> _REQUIREMENTS_:
Copy out the records precisely, omitting pictures.

> _THE INPUT_:

╭──

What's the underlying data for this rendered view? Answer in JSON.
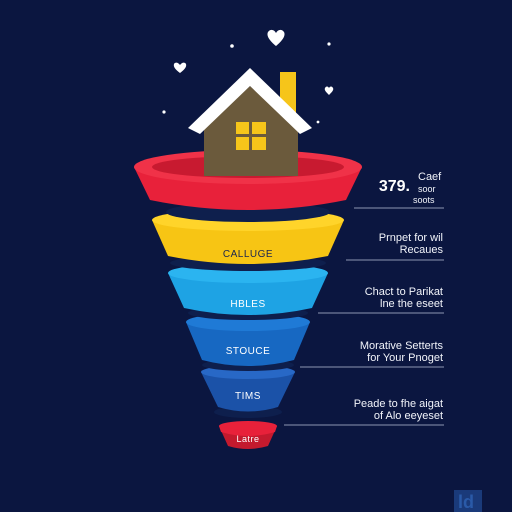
{
  "colors": {
    "background": "#0b1640",
    "red": "#e8213a",
    "yellow": "#f7c514",
    "light_blue": "#1ea3e4",
    "mid_blue": "#1768c2",
    "dark_blue": "#1b52a8",
    "roof": "#ffffff",
    "house_wall": "#6b5a3c",
    "window": "#f6c51a",
    "chimney": "#f6c51a"
  },
  "icons": [
    "house-icon",
    "heart-icon",
    "sparkle-icon"
  ],
  "funnel": {
    "stages": [
      {
        "name": "stage-red",
        "label": ""
      },
      {
        "name": "stage-yellow",
        "label": "CALLUGE"
      },
      {
        "name": "stage-light-blue",
        "label": "HBLES"
      },
      {
        "name": "stage-mid-blue",
        "label": "STOUCE"
      },
      {
        "name": "stage-dark-blue",
        "label": "TIMS"
      },
      {
        "name": "stage-bottom-red",
        "label": "Latre"
      }
    ]
  },
  "callouts": [
    {
      "big": "379.",
      "side_1": "Caef",
      "side_2": "soor",
      "side_3": "soots"
    },
    {
      "line_1": "Prnpet for wil",
      "line_2": "Recaues"
    },
    {
      "line_1": "Chact to Parikat",
      "line_2": "lne the eseet"
    },
    {
      "line_1": "Morative Setterts",
      "line_2": "for Your Pnoget"
    },
    {
      "line_1": "Peade to fhe aigat",
      "line_2": "of Alo eeyeset"
    }
  ],
  "logo": {
    "text": "ld"
  }
}
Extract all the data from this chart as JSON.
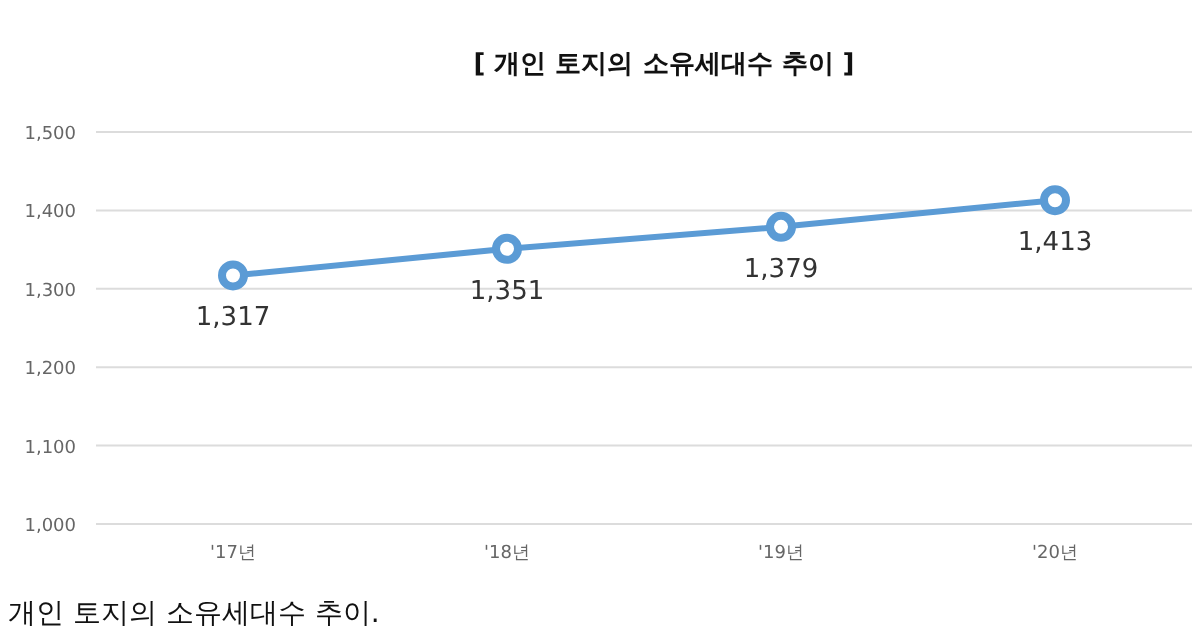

╰──

> _SOLUTION FOR THIS TASK_:
What's the underlying data for this rendered view? Answer in JSON.
{
  "colors": {
    "background": "#0b1640",
    "red": "#e8213a",
    "yellow": "#f7c514",
    "light_blue": "#1ea3e4",
    "mid_blue": "#1768c2",
    "dark_blue": "#1b52a8",
    "roof": "#ffffff",
    "house_wall": "#6b5a3c",
    "window": "#f6c51a",
    "chimney": "#f6c51a"
  },
  "icons": [
    "house-icon",
    "heart-icon",
    "sparkle-icon"
  ],
  "funnel": {
    "stages": [
      {
        "name": "stage-red",
        "label": ""
      },
      {
        "name": "stage-yellow",
        "label": "CALLUGE"
      },
      {
        "name": "stage-light-blue",
        "label": "HBLES"
      },
      {
        "name": "stage-mid-blue",
        "label": "STOUCE"
      },
      {
        "name": "stage-dark-blue",
        "label": "TIMS"
      },
      {
        "name": "stage-bottom-red",
        "label": "Latre"
      }
    ]
  },
  "callouts": [
    {
      "big": "379.",
      "side_1": "Caef",
      "side_2": "soor",
      "side_3": "soots"
    },
    {
      "line_1": "Prnpet for wil",
      "line_2": "Recaues"
    },
    {
      "line_1": "Chact to Parikat",
      "line_2": "lne the eseet"
    },
    {
      "line_1": "Morative Setterts",
      "line_2": "for Your Pnoget"
    },
    {
      "line_1": "Peade to fhe aigat",
      "line_2": "of Alo eeyeset"
    }
  ],
  "logo": {
    "text": "ld"
  }
}
Extract all the data from this chart as JSON.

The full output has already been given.